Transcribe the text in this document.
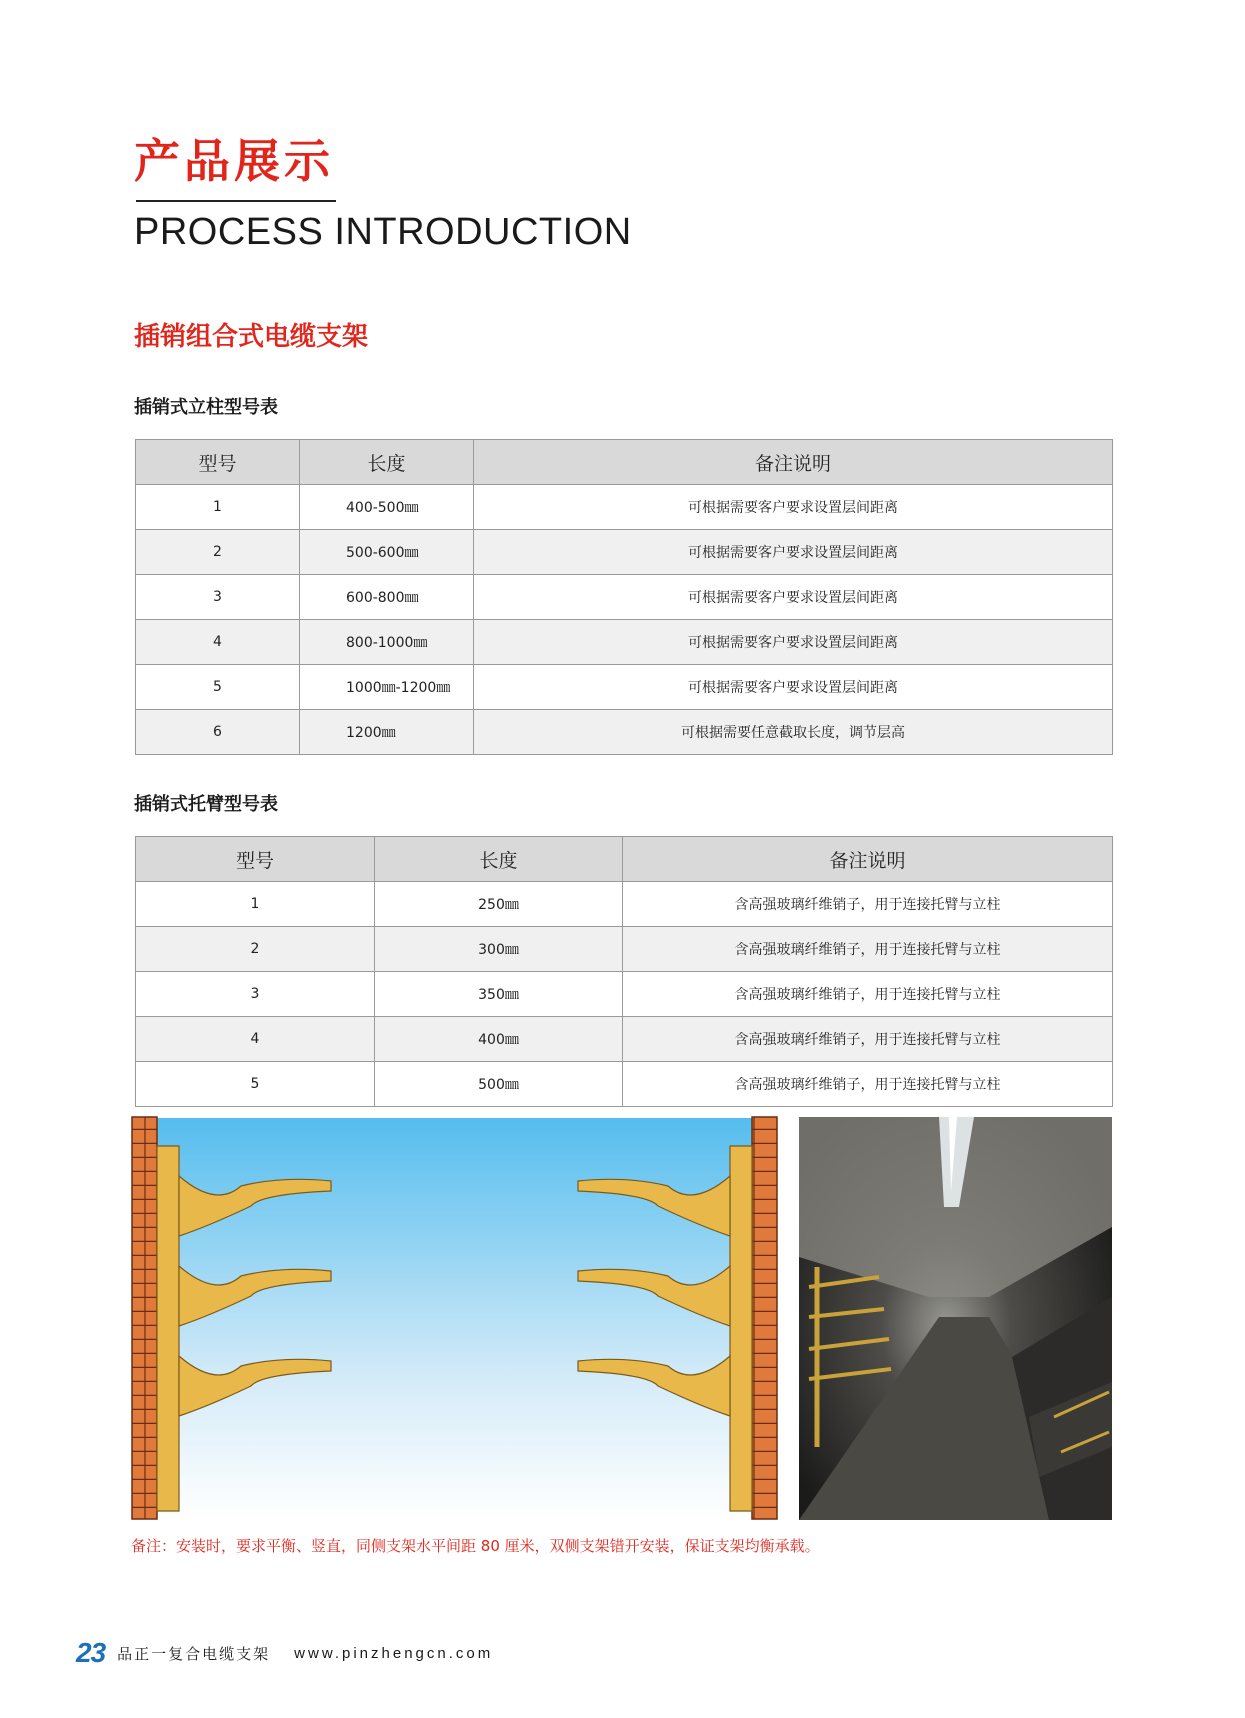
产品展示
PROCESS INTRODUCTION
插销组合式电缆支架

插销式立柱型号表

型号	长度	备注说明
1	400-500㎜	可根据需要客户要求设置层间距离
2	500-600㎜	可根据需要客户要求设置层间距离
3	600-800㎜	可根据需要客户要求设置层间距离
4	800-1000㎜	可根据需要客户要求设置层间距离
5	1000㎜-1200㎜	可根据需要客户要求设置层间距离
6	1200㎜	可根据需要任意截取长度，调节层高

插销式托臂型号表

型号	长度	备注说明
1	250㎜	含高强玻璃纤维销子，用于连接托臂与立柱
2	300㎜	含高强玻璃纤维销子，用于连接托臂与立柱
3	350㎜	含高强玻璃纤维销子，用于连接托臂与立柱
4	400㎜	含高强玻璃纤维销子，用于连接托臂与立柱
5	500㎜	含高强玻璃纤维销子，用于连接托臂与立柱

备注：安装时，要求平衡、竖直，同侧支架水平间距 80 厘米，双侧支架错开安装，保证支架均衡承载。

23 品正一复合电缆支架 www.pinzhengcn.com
____________________
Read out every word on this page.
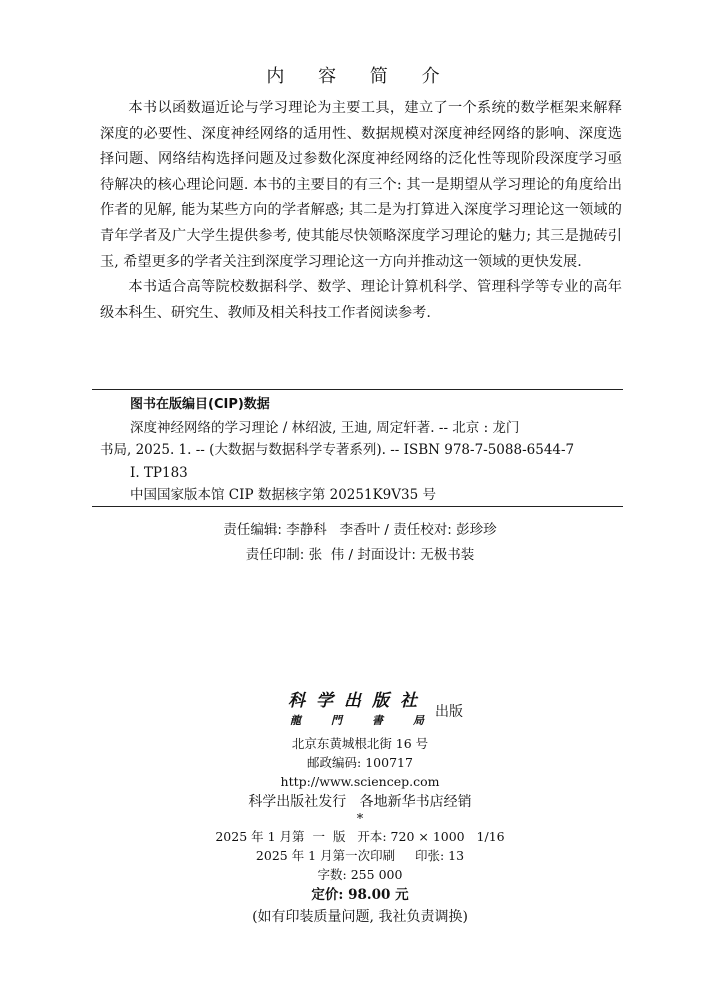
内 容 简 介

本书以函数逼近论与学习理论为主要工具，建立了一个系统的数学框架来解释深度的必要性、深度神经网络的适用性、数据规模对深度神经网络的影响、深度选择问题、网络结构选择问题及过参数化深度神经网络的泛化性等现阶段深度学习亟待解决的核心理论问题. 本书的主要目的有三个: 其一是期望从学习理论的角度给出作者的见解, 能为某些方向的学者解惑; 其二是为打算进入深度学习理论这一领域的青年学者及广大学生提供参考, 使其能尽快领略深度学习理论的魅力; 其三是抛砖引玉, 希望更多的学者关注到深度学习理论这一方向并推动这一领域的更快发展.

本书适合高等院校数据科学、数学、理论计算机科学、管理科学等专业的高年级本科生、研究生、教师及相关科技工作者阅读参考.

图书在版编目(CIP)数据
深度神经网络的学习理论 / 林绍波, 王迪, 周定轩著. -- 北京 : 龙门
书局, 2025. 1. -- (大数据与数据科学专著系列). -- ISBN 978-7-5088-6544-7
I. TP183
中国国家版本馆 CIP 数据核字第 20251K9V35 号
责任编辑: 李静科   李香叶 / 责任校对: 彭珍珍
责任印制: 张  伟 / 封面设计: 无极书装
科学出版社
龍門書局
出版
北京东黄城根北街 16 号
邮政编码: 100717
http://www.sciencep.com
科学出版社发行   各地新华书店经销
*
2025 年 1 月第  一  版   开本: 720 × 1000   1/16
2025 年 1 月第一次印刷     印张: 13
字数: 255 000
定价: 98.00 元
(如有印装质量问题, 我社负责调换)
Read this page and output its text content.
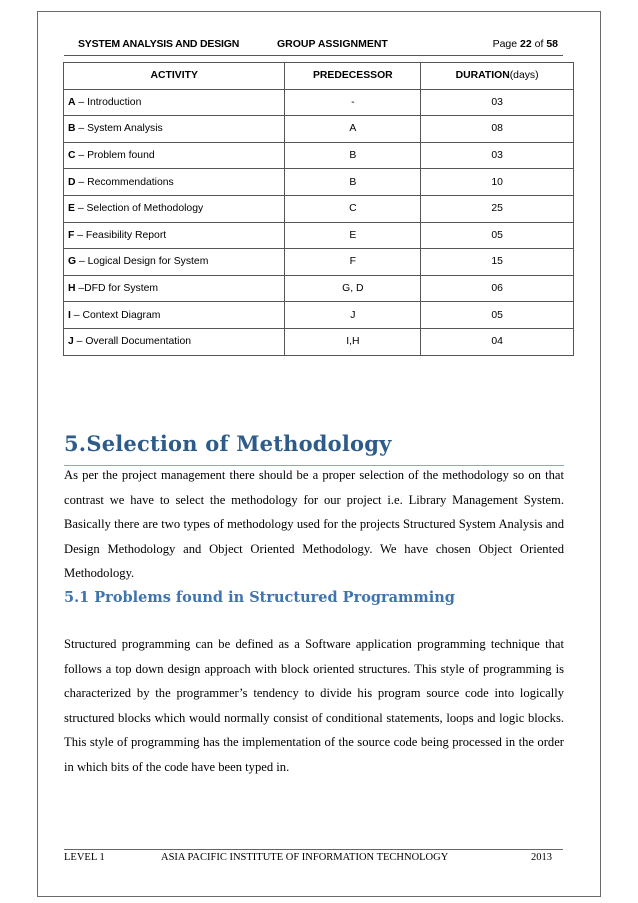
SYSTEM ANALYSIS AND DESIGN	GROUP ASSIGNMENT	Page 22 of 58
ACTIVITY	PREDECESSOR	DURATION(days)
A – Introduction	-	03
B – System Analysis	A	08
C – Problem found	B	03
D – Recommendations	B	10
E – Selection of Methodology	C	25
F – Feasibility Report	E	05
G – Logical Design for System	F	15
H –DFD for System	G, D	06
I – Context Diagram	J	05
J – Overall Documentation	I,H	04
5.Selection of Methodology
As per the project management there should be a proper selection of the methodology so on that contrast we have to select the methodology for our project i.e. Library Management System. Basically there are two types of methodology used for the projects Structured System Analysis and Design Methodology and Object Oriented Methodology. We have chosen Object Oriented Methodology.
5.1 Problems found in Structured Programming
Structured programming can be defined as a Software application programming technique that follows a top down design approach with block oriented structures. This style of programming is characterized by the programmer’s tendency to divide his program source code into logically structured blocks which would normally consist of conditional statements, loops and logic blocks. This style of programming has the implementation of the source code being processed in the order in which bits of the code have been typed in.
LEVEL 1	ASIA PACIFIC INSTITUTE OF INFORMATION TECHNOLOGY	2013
____________________
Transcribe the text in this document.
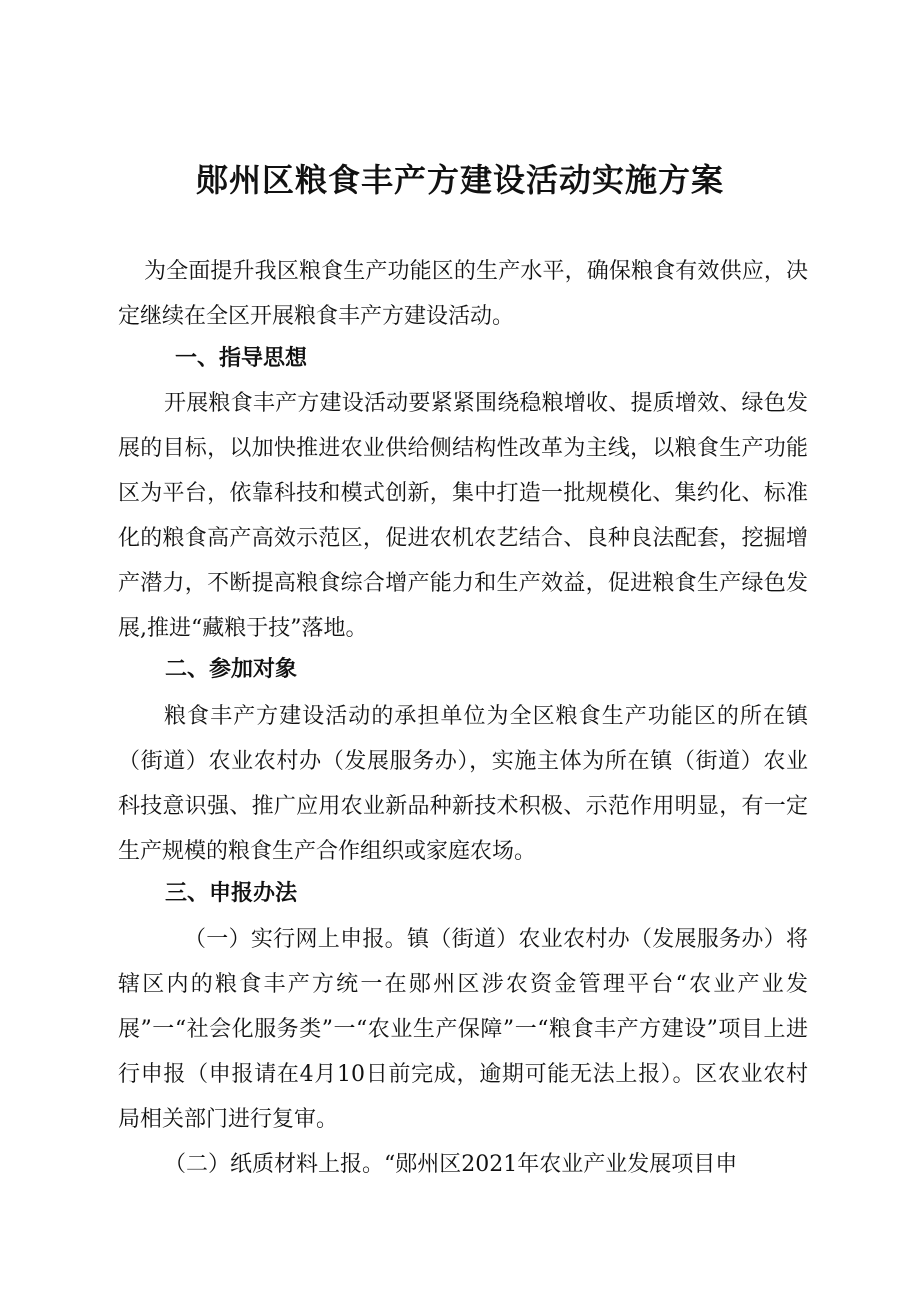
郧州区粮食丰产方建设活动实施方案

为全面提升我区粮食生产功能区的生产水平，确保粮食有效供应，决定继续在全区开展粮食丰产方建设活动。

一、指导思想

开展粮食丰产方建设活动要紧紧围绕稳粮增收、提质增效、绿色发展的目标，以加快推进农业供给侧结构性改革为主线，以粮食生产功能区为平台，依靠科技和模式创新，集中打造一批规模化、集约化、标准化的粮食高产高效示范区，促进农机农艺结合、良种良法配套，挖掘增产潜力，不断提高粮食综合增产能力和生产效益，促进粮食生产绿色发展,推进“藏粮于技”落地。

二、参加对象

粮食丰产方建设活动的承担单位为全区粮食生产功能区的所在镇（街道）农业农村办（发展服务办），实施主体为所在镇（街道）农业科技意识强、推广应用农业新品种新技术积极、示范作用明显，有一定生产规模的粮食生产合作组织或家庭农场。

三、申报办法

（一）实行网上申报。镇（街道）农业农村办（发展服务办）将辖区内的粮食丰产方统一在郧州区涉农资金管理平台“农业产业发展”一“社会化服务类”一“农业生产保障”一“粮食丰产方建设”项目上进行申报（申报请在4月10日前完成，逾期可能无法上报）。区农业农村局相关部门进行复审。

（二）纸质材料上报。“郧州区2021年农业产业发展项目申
____________________
From the listing above, collect each line in which the string "found" appears.

» COMPLETE ANSWER
C – Problem found	B	03
5.1 Problems found in Structured Programming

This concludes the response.